TASK REQUIREMENTS ▸
State the number of lines with the string "Egenskaber" in them, and nothing else.

[Stored dataset items]
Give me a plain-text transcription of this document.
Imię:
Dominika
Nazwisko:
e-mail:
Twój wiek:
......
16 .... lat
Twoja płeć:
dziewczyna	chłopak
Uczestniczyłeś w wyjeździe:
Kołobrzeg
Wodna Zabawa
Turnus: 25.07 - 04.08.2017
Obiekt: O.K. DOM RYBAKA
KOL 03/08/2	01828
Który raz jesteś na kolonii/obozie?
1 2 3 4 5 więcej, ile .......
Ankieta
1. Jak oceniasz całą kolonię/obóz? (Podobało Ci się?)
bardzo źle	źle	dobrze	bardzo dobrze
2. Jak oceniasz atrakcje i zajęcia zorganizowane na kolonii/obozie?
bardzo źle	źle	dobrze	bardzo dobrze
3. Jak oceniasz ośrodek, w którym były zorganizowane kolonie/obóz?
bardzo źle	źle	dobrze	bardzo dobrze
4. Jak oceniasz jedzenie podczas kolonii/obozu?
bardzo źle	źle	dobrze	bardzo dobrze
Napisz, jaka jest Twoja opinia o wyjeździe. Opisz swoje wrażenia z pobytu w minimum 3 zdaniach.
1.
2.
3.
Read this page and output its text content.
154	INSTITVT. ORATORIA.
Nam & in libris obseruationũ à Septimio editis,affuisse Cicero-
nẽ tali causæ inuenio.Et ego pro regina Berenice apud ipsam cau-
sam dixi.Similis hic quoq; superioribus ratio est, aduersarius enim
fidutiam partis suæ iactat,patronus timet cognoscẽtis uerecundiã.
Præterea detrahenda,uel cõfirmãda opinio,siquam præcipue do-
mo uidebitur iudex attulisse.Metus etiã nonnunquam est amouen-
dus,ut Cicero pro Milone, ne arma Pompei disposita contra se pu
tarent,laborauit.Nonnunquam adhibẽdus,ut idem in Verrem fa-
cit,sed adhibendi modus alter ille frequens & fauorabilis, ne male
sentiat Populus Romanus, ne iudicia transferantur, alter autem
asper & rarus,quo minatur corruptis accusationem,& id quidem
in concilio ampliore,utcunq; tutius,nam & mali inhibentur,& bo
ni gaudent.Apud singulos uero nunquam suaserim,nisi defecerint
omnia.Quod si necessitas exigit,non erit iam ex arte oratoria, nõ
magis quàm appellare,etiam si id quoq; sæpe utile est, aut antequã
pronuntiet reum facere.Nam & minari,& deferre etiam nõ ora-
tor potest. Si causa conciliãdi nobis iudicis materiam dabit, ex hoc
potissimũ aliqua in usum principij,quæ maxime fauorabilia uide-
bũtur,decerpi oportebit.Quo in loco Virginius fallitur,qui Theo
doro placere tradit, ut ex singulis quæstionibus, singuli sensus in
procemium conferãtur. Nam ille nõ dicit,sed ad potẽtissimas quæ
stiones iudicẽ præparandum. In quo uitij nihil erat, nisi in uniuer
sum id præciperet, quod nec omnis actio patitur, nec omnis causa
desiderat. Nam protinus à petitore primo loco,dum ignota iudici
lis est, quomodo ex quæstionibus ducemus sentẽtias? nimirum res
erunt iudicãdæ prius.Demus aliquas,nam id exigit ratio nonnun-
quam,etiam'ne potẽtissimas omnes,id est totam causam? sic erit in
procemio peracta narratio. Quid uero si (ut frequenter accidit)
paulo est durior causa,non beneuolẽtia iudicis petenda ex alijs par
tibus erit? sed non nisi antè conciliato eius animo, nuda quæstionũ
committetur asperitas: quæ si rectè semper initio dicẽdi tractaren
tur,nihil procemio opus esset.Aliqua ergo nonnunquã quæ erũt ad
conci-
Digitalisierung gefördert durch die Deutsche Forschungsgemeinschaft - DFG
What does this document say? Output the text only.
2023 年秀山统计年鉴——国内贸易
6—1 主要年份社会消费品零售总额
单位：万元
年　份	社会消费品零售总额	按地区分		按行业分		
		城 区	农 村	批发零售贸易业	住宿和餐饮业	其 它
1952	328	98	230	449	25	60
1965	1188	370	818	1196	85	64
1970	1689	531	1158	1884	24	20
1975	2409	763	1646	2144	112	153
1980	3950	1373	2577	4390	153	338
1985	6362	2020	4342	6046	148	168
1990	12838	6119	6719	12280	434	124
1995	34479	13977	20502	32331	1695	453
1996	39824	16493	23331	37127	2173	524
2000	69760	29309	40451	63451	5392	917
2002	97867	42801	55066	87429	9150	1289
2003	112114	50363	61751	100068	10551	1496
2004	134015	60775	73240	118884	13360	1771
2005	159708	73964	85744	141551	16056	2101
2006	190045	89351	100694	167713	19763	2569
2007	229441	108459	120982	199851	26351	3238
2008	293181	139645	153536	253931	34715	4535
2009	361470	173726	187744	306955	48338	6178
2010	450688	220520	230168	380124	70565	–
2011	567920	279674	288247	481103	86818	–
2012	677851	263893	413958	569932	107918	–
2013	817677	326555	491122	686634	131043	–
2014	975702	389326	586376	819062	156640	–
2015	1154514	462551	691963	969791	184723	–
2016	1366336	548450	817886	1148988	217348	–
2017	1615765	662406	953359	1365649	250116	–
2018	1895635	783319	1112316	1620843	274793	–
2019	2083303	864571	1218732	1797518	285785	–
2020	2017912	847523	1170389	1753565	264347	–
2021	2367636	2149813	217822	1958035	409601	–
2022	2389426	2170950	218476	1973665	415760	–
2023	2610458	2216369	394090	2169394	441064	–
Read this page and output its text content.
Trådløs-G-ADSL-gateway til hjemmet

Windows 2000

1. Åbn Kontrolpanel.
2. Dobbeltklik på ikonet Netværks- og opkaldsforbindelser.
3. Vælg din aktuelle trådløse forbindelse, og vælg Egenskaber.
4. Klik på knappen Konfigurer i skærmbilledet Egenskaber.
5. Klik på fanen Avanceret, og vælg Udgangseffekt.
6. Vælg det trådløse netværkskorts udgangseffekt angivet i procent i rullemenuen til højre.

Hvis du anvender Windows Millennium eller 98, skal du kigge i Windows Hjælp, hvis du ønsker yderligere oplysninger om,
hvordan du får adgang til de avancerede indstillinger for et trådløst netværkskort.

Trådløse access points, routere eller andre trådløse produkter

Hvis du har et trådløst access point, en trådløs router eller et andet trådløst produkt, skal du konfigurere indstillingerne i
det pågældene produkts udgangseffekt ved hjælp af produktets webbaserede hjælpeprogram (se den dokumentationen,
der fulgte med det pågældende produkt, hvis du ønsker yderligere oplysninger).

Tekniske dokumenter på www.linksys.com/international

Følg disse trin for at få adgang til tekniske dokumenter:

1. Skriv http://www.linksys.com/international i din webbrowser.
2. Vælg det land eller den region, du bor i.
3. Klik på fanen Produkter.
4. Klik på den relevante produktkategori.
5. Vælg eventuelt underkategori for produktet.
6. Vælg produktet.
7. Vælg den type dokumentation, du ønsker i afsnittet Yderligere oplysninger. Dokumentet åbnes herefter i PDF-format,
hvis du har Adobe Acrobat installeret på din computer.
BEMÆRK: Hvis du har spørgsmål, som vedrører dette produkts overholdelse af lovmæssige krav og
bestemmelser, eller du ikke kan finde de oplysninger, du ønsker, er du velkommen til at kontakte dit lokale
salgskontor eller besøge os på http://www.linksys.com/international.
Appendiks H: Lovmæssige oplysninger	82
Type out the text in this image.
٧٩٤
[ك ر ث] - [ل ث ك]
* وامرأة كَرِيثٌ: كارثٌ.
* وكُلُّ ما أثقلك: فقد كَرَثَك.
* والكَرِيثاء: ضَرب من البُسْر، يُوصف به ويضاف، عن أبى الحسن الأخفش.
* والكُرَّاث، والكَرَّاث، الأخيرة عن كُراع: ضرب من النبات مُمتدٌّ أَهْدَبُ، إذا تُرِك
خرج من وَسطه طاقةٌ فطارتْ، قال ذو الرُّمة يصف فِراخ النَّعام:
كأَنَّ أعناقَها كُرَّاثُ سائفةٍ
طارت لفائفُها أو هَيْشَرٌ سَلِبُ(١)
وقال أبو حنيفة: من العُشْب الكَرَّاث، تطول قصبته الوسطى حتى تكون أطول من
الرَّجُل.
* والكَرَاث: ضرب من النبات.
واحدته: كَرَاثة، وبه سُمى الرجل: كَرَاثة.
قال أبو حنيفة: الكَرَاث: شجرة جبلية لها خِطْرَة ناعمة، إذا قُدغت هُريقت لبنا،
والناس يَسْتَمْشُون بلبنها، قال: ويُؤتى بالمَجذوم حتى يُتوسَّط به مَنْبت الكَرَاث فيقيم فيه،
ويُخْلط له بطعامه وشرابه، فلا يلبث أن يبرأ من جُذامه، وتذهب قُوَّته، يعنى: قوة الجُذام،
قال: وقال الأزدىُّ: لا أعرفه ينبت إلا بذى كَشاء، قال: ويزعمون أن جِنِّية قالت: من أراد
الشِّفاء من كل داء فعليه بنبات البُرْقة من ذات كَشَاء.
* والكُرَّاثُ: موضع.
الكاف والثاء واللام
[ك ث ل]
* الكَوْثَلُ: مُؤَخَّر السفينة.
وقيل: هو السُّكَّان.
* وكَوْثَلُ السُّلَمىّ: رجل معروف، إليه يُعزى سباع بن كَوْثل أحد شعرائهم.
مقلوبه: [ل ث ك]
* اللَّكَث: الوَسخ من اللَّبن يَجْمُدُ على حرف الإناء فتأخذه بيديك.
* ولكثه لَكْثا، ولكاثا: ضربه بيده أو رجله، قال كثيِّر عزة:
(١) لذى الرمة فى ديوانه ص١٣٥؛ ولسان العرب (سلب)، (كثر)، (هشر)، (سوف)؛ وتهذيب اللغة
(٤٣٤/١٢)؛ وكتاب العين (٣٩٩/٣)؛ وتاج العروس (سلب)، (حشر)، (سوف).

ANSWER TO THIS EXERCISE ▸
2